▶ **Problem requirements**: Count how many lines have the word "content" in them. Reply with that number by itself.
Start
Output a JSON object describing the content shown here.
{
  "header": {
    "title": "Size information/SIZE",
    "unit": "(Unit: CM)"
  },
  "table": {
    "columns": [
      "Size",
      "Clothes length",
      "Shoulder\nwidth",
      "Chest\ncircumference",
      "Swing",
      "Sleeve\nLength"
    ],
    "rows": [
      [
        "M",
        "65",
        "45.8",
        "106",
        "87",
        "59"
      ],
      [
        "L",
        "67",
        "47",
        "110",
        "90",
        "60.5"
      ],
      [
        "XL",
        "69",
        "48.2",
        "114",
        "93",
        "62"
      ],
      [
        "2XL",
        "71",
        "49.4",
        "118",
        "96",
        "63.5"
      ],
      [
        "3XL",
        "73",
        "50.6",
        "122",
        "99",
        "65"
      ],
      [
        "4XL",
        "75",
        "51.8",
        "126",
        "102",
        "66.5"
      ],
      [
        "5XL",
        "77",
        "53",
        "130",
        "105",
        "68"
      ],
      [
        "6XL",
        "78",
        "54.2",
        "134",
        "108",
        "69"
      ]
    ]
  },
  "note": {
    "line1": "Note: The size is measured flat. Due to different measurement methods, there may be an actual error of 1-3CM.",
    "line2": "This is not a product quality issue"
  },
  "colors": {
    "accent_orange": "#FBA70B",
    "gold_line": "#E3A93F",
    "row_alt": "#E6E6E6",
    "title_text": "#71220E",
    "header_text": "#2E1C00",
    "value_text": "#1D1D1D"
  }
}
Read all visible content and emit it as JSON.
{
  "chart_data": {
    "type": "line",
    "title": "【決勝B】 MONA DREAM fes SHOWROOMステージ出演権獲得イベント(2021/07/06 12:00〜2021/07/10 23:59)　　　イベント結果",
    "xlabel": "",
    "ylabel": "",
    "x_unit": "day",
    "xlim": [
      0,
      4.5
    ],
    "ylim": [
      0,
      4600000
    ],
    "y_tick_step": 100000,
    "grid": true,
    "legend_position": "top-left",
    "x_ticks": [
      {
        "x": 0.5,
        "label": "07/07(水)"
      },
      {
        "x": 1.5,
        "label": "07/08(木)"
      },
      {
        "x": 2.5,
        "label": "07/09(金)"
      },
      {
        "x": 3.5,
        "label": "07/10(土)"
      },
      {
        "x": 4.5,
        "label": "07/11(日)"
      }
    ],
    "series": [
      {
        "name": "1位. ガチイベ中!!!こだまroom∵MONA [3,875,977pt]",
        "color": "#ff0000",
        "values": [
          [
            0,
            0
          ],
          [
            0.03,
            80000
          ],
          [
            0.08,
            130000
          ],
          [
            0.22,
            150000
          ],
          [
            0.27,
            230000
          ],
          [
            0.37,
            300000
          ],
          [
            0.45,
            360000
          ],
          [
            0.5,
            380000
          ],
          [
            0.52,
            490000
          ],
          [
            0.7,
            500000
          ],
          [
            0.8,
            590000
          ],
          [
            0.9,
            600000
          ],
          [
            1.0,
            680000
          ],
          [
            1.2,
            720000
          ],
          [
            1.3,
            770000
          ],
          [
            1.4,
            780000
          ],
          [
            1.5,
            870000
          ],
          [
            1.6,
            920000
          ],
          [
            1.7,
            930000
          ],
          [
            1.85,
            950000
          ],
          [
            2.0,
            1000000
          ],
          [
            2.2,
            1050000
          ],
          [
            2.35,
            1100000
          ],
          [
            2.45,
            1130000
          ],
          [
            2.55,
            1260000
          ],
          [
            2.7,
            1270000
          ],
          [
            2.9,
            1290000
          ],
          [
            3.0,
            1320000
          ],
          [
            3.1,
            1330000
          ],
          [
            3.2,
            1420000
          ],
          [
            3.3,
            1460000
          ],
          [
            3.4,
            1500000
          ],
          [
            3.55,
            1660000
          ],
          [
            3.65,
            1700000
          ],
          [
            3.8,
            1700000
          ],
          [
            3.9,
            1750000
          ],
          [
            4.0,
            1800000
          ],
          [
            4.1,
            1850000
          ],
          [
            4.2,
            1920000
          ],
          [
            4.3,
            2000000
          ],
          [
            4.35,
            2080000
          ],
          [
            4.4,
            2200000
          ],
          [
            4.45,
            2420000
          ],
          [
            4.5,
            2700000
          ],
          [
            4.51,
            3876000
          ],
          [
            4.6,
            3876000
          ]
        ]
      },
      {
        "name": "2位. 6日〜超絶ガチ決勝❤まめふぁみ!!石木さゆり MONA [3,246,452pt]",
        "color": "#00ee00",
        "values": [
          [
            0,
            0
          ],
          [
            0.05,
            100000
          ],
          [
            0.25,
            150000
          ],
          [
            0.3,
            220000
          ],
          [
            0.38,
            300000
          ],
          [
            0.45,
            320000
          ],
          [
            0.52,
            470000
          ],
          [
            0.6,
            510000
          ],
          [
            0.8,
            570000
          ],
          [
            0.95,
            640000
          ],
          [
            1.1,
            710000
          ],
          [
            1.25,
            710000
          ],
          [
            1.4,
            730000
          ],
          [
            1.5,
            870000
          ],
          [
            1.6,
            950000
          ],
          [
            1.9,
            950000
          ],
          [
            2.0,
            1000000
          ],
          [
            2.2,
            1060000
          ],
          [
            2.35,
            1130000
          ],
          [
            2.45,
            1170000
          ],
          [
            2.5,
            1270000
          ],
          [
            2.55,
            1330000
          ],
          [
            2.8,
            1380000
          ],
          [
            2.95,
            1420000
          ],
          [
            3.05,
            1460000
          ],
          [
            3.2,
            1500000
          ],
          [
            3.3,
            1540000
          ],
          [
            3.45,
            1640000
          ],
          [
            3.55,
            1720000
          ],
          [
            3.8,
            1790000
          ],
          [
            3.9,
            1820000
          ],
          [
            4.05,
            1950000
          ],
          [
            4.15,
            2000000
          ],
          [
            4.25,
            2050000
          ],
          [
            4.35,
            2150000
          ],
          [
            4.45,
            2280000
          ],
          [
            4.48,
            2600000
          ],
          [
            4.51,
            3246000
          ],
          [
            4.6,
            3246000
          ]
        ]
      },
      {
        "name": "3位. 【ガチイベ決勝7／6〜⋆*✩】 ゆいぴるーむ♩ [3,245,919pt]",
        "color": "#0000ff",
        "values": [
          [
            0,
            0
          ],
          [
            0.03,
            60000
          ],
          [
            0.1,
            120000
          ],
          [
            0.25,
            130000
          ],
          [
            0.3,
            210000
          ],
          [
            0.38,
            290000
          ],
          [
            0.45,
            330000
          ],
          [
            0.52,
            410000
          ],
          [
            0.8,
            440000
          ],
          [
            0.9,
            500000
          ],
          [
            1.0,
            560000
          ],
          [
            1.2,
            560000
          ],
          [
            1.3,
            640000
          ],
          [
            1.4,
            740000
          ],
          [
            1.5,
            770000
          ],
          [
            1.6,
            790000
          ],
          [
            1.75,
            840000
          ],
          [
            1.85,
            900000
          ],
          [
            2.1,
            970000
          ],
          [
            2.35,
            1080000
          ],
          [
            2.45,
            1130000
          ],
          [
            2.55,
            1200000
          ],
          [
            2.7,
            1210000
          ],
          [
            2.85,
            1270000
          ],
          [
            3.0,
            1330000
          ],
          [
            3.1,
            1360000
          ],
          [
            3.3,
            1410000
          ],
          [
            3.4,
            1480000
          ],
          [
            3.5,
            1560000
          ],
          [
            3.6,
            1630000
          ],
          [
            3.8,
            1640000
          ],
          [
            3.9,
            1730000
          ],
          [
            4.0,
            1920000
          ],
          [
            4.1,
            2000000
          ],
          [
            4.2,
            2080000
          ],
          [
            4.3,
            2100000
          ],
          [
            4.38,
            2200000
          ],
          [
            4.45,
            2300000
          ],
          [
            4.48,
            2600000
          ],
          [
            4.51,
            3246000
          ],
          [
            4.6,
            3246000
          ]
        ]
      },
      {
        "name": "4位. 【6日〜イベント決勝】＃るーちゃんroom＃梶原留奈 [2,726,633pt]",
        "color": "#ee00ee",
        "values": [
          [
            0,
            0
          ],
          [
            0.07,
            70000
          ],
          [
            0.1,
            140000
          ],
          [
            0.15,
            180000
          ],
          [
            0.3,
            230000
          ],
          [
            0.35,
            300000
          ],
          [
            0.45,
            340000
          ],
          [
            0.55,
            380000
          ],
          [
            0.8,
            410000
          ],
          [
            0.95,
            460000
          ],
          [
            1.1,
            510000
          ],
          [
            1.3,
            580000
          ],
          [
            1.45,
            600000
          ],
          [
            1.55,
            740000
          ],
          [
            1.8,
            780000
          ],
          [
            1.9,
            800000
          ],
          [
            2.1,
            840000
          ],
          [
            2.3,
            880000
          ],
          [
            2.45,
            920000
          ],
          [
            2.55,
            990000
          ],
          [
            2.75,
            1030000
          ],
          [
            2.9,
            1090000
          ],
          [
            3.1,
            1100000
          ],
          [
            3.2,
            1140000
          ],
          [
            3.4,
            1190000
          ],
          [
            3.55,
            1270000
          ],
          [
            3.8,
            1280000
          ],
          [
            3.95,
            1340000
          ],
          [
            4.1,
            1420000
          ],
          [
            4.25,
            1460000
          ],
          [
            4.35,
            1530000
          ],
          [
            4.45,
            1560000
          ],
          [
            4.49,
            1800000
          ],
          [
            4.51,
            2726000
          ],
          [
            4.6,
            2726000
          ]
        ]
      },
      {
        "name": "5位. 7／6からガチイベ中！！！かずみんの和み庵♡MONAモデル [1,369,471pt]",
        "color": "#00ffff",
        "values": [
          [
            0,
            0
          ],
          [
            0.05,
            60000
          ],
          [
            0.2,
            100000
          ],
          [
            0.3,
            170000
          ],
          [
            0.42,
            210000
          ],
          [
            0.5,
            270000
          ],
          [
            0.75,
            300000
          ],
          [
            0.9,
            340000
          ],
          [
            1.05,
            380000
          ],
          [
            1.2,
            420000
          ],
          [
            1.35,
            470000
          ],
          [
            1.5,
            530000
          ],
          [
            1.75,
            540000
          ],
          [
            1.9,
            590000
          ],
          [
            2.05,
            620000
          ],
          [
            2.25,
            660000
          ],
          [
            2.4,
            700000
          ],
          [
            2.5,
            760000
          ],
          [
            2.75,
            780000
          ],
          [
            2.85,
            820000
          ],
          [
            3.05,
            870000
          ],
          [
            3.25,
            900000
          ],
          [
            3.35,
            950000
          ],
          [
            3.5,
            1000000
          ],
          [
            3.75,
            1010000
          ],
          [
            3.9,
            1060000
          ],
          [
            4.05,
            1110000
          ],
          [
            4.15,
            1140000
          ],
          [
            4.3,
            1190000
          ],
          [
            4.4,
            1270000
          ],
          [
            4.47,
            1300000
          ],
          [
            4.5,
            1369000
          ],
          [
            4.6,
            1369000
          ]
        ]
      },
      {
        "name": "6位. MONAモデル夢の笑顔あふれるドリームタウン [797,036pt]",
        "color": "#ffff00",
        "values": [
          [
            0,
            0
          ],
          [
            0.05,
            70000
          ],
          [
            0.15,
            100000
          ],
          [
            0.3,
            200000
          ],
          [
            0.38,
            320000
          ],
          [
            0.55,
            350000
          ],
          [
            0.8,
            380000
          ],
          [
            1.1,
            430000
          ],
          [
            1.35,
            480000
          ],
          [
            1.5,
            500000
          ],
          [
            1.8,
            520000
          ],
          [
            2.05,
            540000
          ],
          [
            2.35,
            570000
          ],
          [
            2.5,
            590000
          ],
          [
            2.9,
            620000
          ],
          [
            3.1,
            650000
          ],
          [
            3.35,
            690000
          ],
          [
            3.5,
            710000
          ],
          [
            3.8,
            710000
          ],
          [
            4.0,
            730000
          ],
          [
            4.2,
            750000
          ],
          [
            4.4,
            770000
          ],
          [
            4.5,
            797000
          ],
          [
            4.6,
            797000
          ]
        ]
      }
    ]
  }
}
End
▶ **Task answer**: 2